-------- INPUT FOR THIS TASK --------

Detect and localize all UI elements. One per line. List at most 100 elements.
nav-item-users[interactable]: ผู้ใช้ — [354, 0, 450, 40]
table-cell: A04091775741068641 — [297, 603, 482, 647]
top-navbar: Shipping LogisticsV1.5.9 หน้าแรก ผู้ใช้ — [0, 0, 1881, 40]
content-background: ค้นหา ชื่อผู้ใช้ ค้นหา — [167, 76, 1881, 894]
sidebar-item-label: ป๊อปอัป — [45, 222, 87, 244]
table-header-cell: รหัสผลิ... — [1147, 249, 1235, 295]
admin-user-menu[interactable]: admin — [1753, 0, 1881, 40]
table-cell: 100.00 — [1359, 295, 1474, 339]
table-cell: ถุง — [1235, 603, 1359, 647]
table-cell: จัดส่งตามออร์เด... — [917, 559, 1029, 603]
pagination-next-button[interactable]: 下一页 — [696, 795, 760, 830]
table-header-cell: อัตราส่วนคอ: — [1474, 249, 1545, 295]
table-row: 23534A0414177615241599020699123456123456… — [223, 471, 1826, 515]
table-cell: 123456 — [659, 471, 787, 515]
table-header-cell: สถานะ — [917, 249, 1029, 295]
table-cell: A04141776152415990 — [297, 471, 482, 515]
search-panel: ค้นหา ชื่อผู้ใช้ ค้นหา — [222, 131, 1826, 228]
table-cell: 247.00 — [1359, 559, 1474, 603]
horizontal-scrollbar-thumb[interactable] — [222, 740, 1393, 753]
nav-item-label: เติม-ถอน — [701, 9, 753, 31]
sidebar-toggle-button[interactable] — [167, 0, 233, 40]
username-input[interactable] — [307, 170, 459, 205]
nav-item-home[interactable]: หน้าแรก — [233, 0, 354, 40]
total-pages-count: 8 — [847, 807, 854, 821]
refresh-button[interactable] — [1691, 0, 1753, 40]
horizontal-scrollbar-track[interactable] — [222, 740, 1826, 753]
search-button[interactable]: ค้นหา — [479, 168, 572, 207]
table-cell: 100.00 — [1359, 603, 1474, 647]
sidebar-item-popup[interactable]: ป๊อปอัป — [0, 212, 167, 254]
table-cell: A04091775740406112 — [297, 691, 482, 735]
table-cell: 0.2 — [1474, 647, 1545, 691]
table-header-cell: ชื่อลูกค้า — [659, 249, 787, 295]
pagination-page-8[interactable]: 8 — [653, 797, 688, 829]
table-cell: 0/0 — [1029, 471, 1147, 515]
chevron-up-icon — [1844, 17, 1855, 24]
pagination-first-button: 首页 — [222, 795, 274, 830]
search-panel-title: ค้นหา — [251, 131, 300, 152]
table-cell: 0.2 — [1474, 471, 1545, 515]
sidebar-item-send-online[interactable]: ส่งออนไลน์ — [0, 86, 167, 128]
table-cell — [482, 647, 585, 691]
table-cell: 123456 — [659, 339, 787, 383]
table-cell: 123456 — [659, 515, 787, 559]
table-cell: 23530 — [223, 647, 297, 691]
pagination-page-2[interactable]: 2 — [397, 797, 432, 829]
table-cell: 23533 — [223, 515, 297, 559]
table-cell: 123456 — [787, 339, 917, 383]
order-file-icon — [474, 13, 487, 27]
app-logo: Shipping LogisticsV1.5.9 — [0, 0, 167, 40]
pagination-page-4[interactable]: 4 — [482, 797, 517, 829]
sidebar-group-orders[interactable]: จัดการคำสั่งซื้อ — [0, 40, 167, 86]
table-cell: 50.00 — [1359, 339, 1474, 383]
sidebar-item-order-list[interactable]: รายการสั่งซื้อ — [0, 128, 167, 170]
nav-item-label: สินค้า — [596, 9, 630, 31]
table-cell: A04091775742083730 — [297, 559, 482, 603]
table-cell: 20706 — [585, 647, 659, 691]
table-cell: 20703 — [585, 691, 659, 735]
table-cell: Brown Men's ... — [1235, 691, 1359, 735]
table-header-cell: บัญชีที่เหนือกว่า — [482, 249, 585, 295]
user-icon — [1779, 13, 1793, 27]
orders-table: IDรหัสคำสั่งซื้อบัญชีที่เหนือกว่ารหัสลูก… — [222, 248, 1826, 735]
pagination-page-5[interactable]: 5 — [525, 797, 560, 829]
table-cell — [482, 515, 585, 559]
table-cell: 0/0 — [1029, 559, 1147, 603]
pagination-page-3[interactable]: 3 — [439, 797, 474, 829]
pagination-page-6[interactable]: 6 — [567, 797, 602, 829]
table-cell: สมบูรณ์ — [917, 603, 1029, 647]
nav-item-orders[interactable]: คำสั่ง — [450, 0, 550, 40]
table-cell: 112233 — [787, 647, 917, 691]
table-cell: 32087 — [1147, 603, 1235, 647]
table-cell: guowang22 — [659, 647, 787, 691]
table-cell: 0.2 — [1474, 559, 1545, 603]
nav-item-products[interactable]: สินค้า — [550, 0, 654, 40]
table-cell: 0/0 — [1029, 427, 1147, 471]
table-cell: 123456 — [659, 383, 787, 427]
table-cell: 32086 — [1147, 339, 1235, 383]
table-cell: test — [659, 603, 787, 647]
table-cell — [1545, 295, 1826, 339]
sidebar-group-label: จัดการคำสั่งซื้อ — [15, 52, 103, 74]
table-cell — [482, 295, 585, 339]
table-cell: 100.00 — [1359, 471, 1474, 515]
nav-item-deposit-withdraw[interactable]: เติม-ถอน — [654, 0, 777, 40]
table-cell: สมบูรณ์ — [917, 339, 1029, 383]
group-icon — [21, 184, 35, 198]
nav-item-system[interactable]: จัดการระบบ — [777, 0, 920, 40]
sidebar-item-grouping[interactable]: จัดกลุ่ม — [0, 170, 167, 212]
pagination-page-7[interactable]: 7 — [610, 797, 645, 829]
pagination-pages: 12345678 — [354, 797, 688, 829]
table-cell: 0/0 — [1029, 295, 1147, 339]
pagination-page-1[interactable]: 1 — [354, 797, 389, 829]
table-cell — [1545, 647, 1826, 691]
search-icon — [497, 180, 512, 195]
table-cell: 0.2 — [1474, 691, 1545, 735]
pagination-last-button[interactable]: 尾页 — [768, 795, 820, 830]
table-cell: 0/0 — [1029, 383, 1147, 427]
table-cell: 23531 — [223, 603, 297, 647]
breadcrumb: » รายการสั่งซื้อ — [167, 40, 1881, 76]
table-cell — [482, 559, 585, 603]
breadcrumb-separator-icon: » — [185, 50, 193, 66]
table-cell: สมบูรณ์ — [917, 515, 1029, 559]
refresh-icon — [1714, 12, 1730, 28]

--------

| AIM OF THE TASK |
Please format every line in the records above as a JSON list of strings, one string per line, leaving out blank lines.

| THE ANSWER |
[
  "Detect and localize all UI elements. One per line. List at most 100 elements.",
  "nav-item-users[interactable]: ผู้ใช้ — [354, 0, 450, 40]",
  "table-cell: A04091775741068641 — [297, 603, 482, 647]",
  "top-navbar: Shipping LogisticsV1.5.9 หน้าแรก ผู้ใช้ — [0, 0, 1881, 40]",
  "content-background: ค้นหา ชื่อผู้ใช้ ค้นหา — [167, 76, 1881, 894]",
  "sidebar-item-label: ป๊อปอัป — [45, 222, 87, 244]",
  "table-header-cell: รหัสผลิ... — [1147, 249, 1235, 295]",
  "admin-user-menu[interactable]: admin — [1753, 0, 1881, 40]",
  "table-cell: 100.00 — [1359, 295, 1474, 339]",
  "table-cell: ถุง — [1235, 603, 1359, 647]",
  "table-cell: จัดส่งตามออร์เด... — [917, 559, 1029, 603]",
  "pagination-next-button[interactable]: 下一页 — [696, 795, 760, 830]",
  "table-header-cell: อัตราส่วนคอ: — [1474, 249, 1545, 295]",
  "table-row: 23534A0414177615241599020699123456123456… — [223, 471, 1826, 515]",
  "table-cell: 123456 — [659, 471, 787, 515]",
  "table-header-cell: สถานะ — [917, 249, 1029, 295]",
  "table-cell: A04141776152415990 — [297, 471, 482, 515]",
  "search-panel: ค้นหา ชื่อผู้ใช้ ค้นหา — [222, 131, 1826, 228]",
  "table-cell: 247.00 — [1359, 559, 1474, 603]",
  "horizontal-scrollbar-thumb[interactable] — [222, 740, 1393, 753]",
  "nav-item-label: เติม-ถอน — [701, 9, 753, 31]",
  "sidebar-toggle-button[interactable] — [167, 0, 233, 40]",
  "username-input[interactable] — [307, 170, 459, 205]",
  "nav-item-home[interactable]: หน้าแรก — [233, 0, 354, 40]",
  "total-pages-count: 8 — [847, 807, 854, 821]",
  "refresh-button[interactable] — [1691, 0, 1753, 40]",
  "horizontal-scrollbar-track[interactable] — [222, 740, 1826, 753]",
  "search-button[interactable]: ค้นหา — [479, 168, 572, 207]",
  "table-cell: 100.00 — [1359, 603, 1474, 647]",
  "sidebar-item-popup[interactable]: ป๊อปอัป — [0, 212, 167, 254]",
  "table-cell: A04091775740406112 — [297, 691, 482, 735]",
  "table-cell: 0.2 — [1474, 647, 1545, 691]",
  "table-header-cell: ชื่อลูกค้า — [659, 249, 787, 295]",
  "pagination-page-8[interactable]: 8 — [653, 797, 688, 829]",
  "table-cell: 0/0 — [1029, 471, 1147, 515]",
  "chevron-up-icon — [1844, 17, 1855, 24]",
  "pagination-first-button: 首页 — [222, 795, 274, 830]",
  "search-panel-title: ค้นหา — [251, 131, 300, 152]",
  "table-cell: 0.2 — [1474, 471, 1545, 515]",
  "sidebar-item-send-online[interactable]: ส่งออนไลน์ — [0, 86, 167, 128]",
  "table-cell — [482, 647, 585, 691]",
  "table-cell: 123456 — [659, 339, 787, 383]",
  "table-cell: 123456 — [659, 515, 787, 559]",
  "table-cell: 23530 — [223, 647, 297, 691]",
  "pagination-page-2[interactable]: 2 — [397, 797, 432, 829]",
  "table-cell: 23533 — [223, 515, 297, 559]",
  "table-cell: 123456 — [787, 339, 917, 383]",
  "order-file-icon — [474, 13, 487, 27]",
  "app-logo: Shipping LogisticsV1.5.9 — [0, 0, 167, 40]",
  "pagination-page-4[interactable]: 4 — [482, 797, 517, 829]",
  "sidebar-group-orders[interactable]: จัดการคำสั่งซื้อ — [0, 40, 167, 86]",
  "table-cell: 50.00 — [1359, 339, 1474, 383]",
  "sidebar-item-order-list[interactable]: รายการสั่งซื้อ — [0, 128, 167, 170]",
  "nav-item-label: สินค้า — [596, 9, 630, 31]",
  "table-cell: A04091775742083730 — [297, 559, 482, 603]",
  "table-cell: 20706 — [585, 647, 659, 691]",
  "table-cell: 20703 — [585, 691, 659, 735]",
  "table-cell: Brown Men's ... — [1235, 691, 1359, 735]",
  "table-header-cell: บัญชีที่เหนือกว่า — [482, 249, 585, 295]",
  "user-icon — [1779, 13, 1793, 27]",
  "orders-table: IDรหัสคำสั่งซื้อบัญชีที่เหนือกว่ารหัสลูก… — [222, 248, 1826, 735]",
  "pagination-page-5[interactable]: 5 — [525, 797, 560, 829]",
  "table-cell — [482, 515, 585, 559]",
  "table-cell: 0/0 — [1029, 559, 1147, 603]",
  "pagination-page-3[interactable]: 3 — [439, 797, 474, 829]",
  "pagination-page-6[interactable]: 6 — [567, 797, 602, 829]",
  "table-cell: สมบูรณ์ — [917, 603, 1029, 647]",
  "nav-item-orders[interactable]: คำสั่ง — [450, 0, 550, 40]",
  "table-cell: 112233 — [787, 647, 917, 691]",
  "table-cell: 32087 — [1147, 603, 1235, 647]",
  "table-cell: guowang22 — [659, 647, 787, 691]",
  "table-cell: 0.2 — [1474, 559, 1545, 603]",
  "nav-item-products[interactable]: สินค้า — [550, 0, 654, 40]",
  "table-cell: 0/0 — [1029, 427, 1147, 471]",
  "table-cell: 123456 — [659, 383, 787, 427]",
  "table-cell: 32086 — [1147, 339, 1235, 383]",
  "table-cell: test — [659, 603, 787, 647]",
  "table-cell — [1545, 295, 1826, 339]",
  "sidebar-group-label: จัดการคำสั่งซื้อ — [15, 52, 103, 74]",
  "table-cell — [482, 295, 585, 339]",
  "table-cell: 100.00 — [1359, 471, 1474, 515]",
  "nav-item-deposit-withdraw[interactable]: เติม-ถอน — [654, 0, 777, 40]",
  "table-cell: สมบูรณ์ — [917, 339, 1029, 383]",
  "group-icon — [21, 184, 35, 198]",
  "nav-item-system[interactable]: จัดการระบบ — [777, 0, 920, 40]",
  "sidebar-item-grouping[interactable]: จัดกลุ่ม — [0, 170, 167, 212]",
  "pagination-page-7[interactable]: 7 — [610, 797, 645, 829]",
  "pagination-pages: 12345678 — [354, 797, 688, 829]",
  "table-cell: 0/0 — [1029, 295, 1147, 339]",
  "pagination-page-1[interactable]: 1 — [354, 797, 389, 829]",
  "table-cell — [1545, 647, 1826, 691]",
  "search-icon — [497, 180, 512, 195]",
  "table-cell: 0.2 — [1474, 691, 1545, 735]",
  "pagination-last-button[interactable]: 尾页 — [768, 795, 820, 830]",
  "table-cell: 0/0 — [1029, 383, 1147, 427]",
  "table-cell: 23531 — [223, 603, 297, 647]",
  "breadcrumb: » รายการสั่งซื้อ — [167, 40, 1881, 76]",
  "table-cell — [482, 559, 585, 603]",
  "breadcrumb-separator-icon: » — [185, 50, 193, 66]",
  "table-cell: สมบูรณ์ — [917, 515, 1029, 559]",
  "refresh-icon — [1714, 12, 1730, 28]"
]